**Recorded data**
#####
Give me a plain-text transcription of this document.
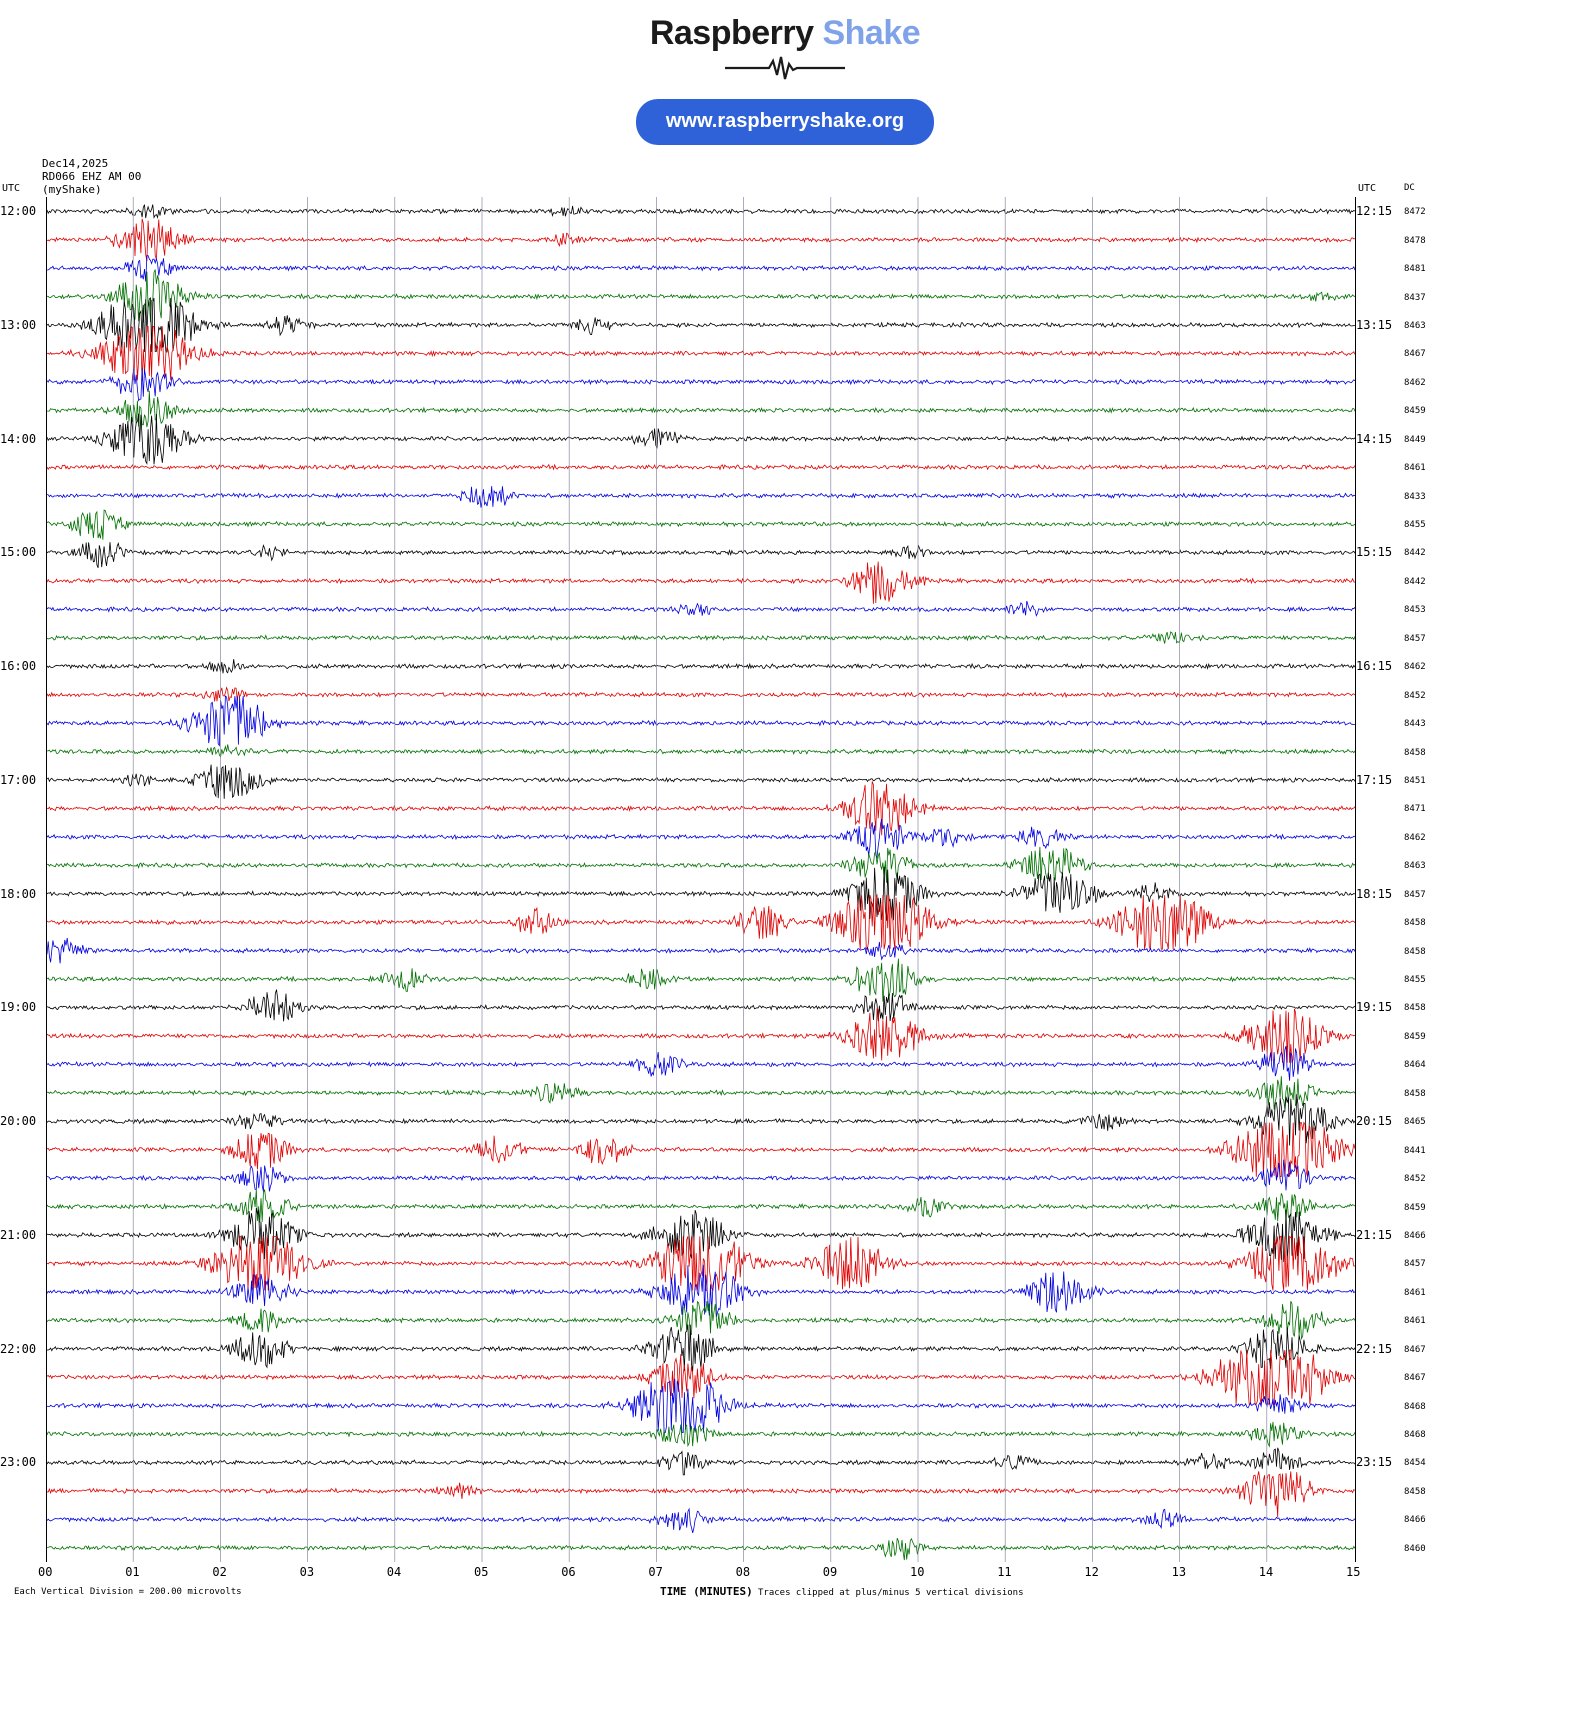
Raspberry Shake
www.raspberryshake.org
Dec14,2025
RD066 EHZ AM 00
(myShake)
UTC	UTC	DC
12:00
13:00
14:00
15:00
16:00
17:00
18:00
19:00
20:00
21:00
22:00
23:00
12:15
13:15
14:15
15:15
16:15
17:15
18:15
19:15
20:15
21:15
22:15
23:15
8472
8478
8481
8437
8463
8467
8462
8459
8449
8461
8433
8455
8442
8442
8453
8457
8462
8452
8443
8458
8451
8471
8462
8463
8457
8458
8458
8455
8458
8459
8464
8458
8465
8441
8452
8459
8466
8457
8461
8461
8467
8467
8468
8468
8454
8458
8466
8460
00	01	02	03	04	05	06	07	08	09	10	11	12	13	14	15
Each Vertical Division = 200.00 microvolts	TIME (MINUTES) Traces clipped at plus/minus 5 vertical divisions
#####
**What the exercise asks**
Give every record back exactly as it reads, with no images.

**Output for this exercise**
Give me a plain-text transcription of this document.
Raspberry Shake
www.raspberryshake.org
Dec14,2025
RD066 EHZ AM 00
(myShake)
UTC	UTC	DC
12:00
13:00
14:00
15:00
16:00
17:00
18:00
19:00
20:00
21:00
22:00
23:00
12:15
13:15
14:15
15:15
16:15
17:15
18:15
19:15
20:15
21:15
22:15
23:15
8472
8478
8481
8437
8463
8467
8462
8459
8449
8461
8433
8455
8442
8442
8453
8457
8462
8452
8443
8458
8451
8471
8462
8463
8457
8458
8458
8455
8458
8459
8464
8458
8465
8441
8452
8459
8466
8457
8461
8461
8467
8467
8468
8468
8454
8458
8466
8460
00	01	02	03	04	05	06	07	08	09	10	11	12	13	14	15
Each Vertical Division = 200.00 microvolts	TIME (MINUTES) Traces clipped at plus/minus 5 vertical divisions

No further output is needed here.